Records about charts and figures
□ □ □ □

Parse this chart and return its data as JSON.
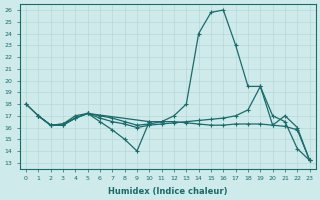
{
  "bg_color": "#ceeaea",
  "line_color": "#1a6b6b",
  "grid_color": "#b8d8d8",
  "xlabel": "Humidex (Indice chaleur)",
  "xlim": [
    -0.5,
    23.5
  ],
  "ylim": [
    12.5,
    26.5
  ],
  "xticks": [
    0,
    1,
    2,
    3,
    4,
    5,
    6,
    7,
    8,
    9,
    10,
    11,
    12,
    13,
    14,
    15,
    16,
    17,
    18,
    19,
    20,
    21,
    22,
    23
  ],
  "yticks": [
    13,
    14,
    15,
    16,
    17,
    18,
    19,
    20,
    21,
    22,
    23,
    24,
    25,
    26
  ],
  "line1_x": [
    0,
    1,
    2,
    3,
    4,
    5,
    6,
    7,
    8,
    9,
    10,
    11,
    12,
    13,
    14,
    15,
    16,
    17,
    18,
    19,
    20,
    21,
    22,
    23
  ],
  "line1_y": [
    18,
    17,
    16.2,
    16.2,
    16.8,
    17.2,
    17.0,
    16.8,
    16.5,
    16.2,
    16.3,
    16.5,
    17.0,
    18.0,
    24.0,
    25.8,
    26.0,
    23.0,
    19.5,
    19.5,
    17.0,
    16.5,
    14.2,
    13.2
  ],
  "line2_x": [
    0,
    1,
    2,
    3,
    4,
    5,
    6,
    7,
    8,
    9,
    10,
    11,
    12,
    13,
    14,
    15,
    16,
    17,
    18,
    19,
    20,
    21,
    22,
    23
  ],
  "line2_y": [
    18,
    17,
    16.2,
    16.2,
    16.8,
    17.2,
    16.8,
    16.5,
    16.3,
    16.0,
    16.2,
    16.3,
    16.4,
    16.5,
    16.6,
    16.7,
    16.8,
    17.0,
    17.5,
    19.5,
    16.2,
    17.0,
    16.0,
    13.2
  ],
  "line3_x": [
    1,
    2,
    3,
    4,
    5,
    10,
    11,
    12,
    13,
    14,
    15,
    16,
    17,
    18,
    19,
    20,
    21,
    22,
    23
  ],
  "line3_y": [
    17.0,
    16.2,
    16.3,
    17.0,
    17.2,
    16.5,
    16.5,
    16.5,
    16.4,
    16.3,
    16.2,
    16.2,
    16.3,
    16.3,
    16.3,
    16.2,
    16.1,
    15.8,
    13.2
  ],
  "line4_x": [
    1,
    2,
    3,
    4,
    5,
    6,
    7,
    8,
    9,
    10
  ],
  "line4_y": [
    17.0,
    16.2,
    16.3,
    16.8,
    17.2,
    16.5,
    15.8,
    15.0,
    14.0,
    16.5
  ]
}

□ □ □ □

» **INSTRUCTIONS TO FOLLOW**: Leave out the pictures and give the listing above again exactly.

» **OUTPUT**:
Parse this chart and return its data as JSON.
{
  "bg_color": "#ceeaea",
  "line_color": "#1a6b6b",
  "grid_color": "#b8d8d8",
  "xlabel": "Humidex (Indice chaleur)",
  "xlim": [
    -0.5,
    23.5
  ],
  "ylim": [
    12.5,
    26.5
  ],
  "xticks": [
    0,
    1,
    2,
    3,
    4,
    5,
    6,
    7,
    8,
    9,
    10,
    11,
    12,
    13,
    14,
    15,
    16,
    17,
    18,
    19,
    20,
    21,
    22,
    23
  ],
  "yticks": [
    13,
    14,
    15,
    16,
    17,
    18,
    19,
    20,
    21,
    22,
    23,
    24,
    25,
    26
  ],
  "line1_x": [
    0,
    1,
    2,
    3,
    4,
    5,
    6,
    7,
    8,
    9,
    10,
    11,
    12,
    13,
    14,
    15,
    16,
    17,
    18,
    19,
    20,
    21,
    22,
    23
  ],
  "line1_y": [
    18,
    17,
    16.2,
    16.2,
    16.8,
    17.2,
    17.0,
    16.8,
    16.5,
    16.2,
    16.3,
    16.5,
    17.0,
    18.0,
    24.0,
    25.8,
    26.0,
    23.0,
    19.5,
    19.5,
    17.0,
    16.5,
    14.2,
    13.2
  ],
  "line2_x": [
    0,
    1,
    2,
    3,
    4,
    5,
    6,
    7,
    8,
    9,
    10,
    11,
    12,
    13,
    14,
    15,
    16,
    17,
    18,
    19,
    20,
    21,
    22,
    23
  ],
  "line2_y": [
    18,
    17,
    16.2,
    16.2,
    16.8,
    17.2,
    16.8,
    16.5,
    16.3,
    16.0,
    16.2,
    16.3,
    16.4,
    16.5,
    16.6,
    16.7,
    16.8,
    17.0,
    17.5,
    19.5,
    16.2,
    17.0,
    16.0,
    13.2
  ],
  "line3_x": [
    1,
    2,
    3,
    4,
    5,
    10,
    11,
    12,
    13,
    14,
    15,
    16,
    17,
    18,
    19,
    20,
    21,
    22,
    23
  ],
  "line3_y": [
    17.0,
    16.2,
    16.3,
    17.0,
    17.2,
    16.5,
    16.5,
    16.5,
    16.4,
    16.3,
    16.2,
    16.2,
    16.3,
    16.3,
    16.3,
    16.2,
    16.1,
    15.8,
    13.2
  ],
  "line4_x": [
    1,
    2,
    3,
    4,
    5,
    6,
    7,
    8,
    9,
    10
  ],
  "line4_y": [
    17.0,
    16.2,
    16.3,
    16.8,
    17.2,
    16.5,
    15.8,
    15.0,
    14.0,
    16.5
  ]
}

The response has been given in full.